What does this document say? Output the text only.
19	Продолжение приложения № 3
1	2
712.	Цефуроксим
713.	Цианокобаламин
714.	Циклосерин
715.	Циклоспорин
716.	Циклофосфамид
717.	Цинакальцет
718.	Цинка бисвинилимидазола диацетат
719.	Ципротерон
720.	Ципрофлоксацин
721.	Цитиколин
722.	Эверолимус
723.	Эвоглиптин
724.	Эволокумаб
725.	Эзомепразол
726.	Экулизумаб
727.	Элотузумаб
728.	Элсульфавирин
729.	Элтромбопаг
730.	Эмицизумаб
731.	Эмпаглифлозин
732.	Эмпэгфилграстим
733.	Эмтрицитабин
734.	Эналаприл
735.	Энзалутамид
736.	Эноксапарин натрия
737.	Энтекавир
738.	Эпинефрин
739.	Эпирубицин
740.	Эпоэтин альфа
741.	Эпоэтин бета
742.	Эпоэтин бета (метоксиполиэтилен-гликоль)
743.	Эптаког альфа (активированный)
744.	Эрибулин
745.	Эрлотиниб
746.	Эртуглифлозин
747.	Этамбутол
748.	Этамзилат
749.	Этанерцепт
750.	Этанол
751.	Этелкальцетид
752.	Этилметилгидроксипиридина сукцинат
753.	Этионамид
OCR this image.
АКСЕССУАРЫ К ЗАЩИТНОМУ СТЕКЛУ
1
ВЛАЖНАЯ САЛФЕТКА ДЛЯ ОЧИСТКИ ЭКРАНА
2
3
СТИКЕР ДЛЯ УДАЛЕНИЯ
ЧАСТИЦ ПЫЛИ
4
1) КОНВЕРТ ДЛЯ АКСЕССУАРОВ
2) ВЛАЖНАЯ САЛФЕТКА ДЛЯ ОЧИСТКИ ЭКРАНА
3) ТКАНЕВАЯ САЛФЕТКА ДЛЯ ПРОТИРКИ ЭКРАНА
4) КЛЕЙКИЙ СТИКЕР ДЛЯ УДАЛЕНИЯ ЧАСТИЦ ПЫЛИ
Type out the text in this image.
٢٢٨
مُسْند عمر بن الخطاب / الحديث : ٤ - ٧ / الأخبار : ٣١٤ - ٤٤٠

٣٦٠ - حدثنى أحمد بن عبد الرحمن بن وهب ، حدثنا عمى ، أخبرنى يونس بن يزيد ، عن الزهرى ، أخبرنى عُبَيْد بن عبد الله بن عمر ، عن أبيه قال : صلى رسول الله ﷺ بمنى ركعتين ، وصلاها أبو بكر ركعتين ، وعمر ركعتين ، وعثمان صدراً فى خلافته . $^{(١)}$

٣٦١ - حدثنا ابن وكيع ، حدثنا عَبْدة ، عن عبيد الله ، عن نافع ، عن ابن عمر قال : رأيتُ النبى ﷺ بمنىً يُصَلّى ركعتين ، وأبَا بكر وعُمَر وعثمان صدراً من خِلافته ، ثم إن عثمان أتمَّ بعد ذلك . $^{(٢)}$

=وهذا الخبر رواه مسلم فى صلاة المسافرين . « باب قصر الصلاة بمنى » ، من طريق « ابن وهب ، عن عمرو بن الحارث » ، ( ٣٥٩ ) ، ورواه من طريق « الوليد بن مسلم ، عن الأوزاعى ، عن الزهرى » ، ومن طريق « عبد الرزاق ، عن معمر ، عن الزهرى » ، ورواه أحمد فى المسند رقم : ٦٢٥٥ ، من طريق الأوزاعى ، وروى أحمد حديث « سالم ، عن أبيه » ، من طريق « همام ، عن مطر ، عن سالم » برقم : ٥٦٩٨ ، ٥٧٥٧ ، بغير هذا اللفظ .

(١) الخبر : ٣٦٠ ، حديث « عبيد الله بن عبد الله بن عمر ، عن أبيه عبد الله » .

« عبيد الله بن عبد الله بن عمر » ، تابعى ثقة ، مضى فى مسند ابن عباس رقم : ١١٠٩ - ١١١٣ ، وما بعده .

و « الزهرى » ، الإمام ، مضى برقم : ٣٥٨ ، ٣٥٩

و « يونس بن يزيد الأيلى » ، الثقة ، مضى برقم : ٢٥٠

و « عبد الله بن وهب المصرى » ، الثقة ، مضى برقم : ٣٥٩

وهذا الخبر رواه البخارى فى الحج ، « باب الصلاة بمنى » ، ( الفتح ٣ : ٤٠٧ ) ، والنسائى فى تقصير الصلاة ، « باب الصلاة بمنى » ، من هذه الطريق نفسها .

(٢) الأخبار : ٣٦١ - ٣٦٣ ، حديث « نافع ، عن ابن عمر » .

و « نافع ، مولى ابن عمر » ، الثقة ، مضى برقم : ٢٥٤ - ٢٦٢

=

- TASK TO CARRY OUT
Write every entry out again exactly.

- ANSWER FOR THIS EXERCISE
What does this document say? Output the text only.
19	Продолжение приложения № 3
1	2
712.	Цефуроксим
713.	Цианокобаламин
714.	Циклосерин
715.	Циклоспорин
716.	Циклофосфамид
717.	Цинакальцет
718.	Цинка бисвинилимидазола диацетат
719.	Ципротерон
720.	Ципрофлоксацин
721.	Цитиколин
722.	Эверолимус
723.	Эвоглиптин
724.	Эволокумаб
725.	Эзомепразол
726.	Экулизумаб
727.	Элотузумаб
728.	Элсульфавирин
729.	Элтромбопаг
730.	Эмицизумаб
731.	Эмпаглифлозин
732.	Эмпэгфилграстим
733.	Эмтрицитабин
734.	Эналаприл
735.	Энзалутамид
736.	Эноксапарин натрия
737.	Энтекавир
738.	Эпинефрин
739.	Эпирубицин
740.	Эпоэтин альфа
741.	Эпоэтин бета
742.	Эпоэтин бета (метоксиполиэтилен-гликоль)
743.	Эптаког альфа (активированный)
744.	Эрибулин
745.	Эрлотиниб
746.	Эртуглифлозин
747.	Этамбутол
748.	Этамзилат
749.	Этанерцепт
750.	Этанол
751.	Этелкальцетид
752.	Этилметилгидроксипиридина сукцинат
753.	Этионамид
OCR this image.
АКСЕССУАРЫ К ЗАЩИТНОМУ СТЕКЛУ
1
ВЛАЖНАЯ САЛФЕТКА ДЛЯ ОЧИСТКИ ЭКРАНА
2
3
СТИКЕР ДЛЯ УДАЛЕНИЯ
ЧАСТИЦ ПЫЛИ
4
1) КОНВЕРТ ДЛЯ АКСЕССУАРОВ
2) ВЛАЖНАЯ САЛФЕТКА ДЛЯ ОЧИСТКИ ЭКРАНА
3) ТКАНЕВАЯ САЛФЕТКА ДЛЯ ПРОТИРКИ ЭКРАНА
4) КЛЕЙКИЙ СТИКЕР ДЛЯ УДАЛЕНИЯ ЧАСТИЦ ПЫЛИ
Type out the text in this image.
٢٢٨
مُسْند عمر بن الخطاب / الحديث : ٤ - ٧ / الأخبار : ٣١٤ - ٤٤٠

٣٦٠ - حدثنى أحمد بن عبد الرحمن بن وهب ، حدثنا عمى ، أخبرنى يونس بن يزيد ، عن الزهرى ، أخبرنى عُبَيْد بن عبد الله بن عمر ، عن أبيه قال : صلى رسول الله ﷺ بمنى ركعتين ، وصلاها أبو بكر ركعتين ، وعمر ركعتين ، وعثمان صدراً فى خلافته . $^{(١)}$

٣٦١ - حدثنا ابن وكيع ، حدثنا عَبْدة ، عن عبيد الله ، عن نافع ، عن ابن عمر قال : رأيتُ النبى ﷺ بمنىً يُصَلّى ركعتين ، وأبَا بكر وعُمَر وعثمان صدراً من خِلافته ، ثم إن عثمان أتمَّ بعد ذلك . $^{(٢)}$

=وهذا الخبر رواه مسلم فى صلاة المسافرين . « باب قصر الصلاة بمنى » ، من طريق « ابن وهب ، عن عمرو بن الحارث » ، ( ٣٥٩ ) ، ورواه من طريق « الوليد بن مسلم ، عن الأوزاعى ، عن الزهرى » ، ومن طريق « عبد الرزاق ، عن معمر ، عن الزهرى » ، ورواه أحمد فى المسند رقم : ٦٢٥٥ ، من طريق الأوزاعى ، وروى أحمد حديث « سالم ، عن أبيه » ، من طريق « همام ، عن مطر ، عن سالم » برقم : ٥٦٩٨ ، ٥٧٥٧ ، بغير هذا اللفظ .

(١) الخبر : ٣٦٠ ، حديث « عبيد الله بن عبد الله بن عمر ، عن أبيه عبد الله » .

« عبيد الله بن عبد الله بن عمر » ، تابعى ثقة ، مضى فى مسند ابن عباس رقم : ١١٠٩ - ١١١٣ ، وما بعده .

و « الزهرى » ، الإمام ، مضى برقم : ٣٥٨ ، ٣٥٩

و « يونس بن يزيد الأيلى » ، الثقة ، مضى برقم : ٢٥٠

و « عبد الله بن وهب المصرى » ، الثقة ، مضى برقم : ٣٥٩

وهذا الخبر رواه البخارى فى الحج ، « باب الصلاة بمنى » ، ( الفتح ٣ : ٤٠٧ ) ، والنسائى فى تقصير الصلاة ، « باب الصلاة بمنى » ، من هذه الطريق نفسها .

(٢) الأخبار : ٣٦١ - ٣٦٣ ، حديث « نافع ، عن ابن عمر » .

و « نافع ، مولى ابن عمر » ، الثقة ، مضى برقم : ٢٥٤ - ٢٦٢

=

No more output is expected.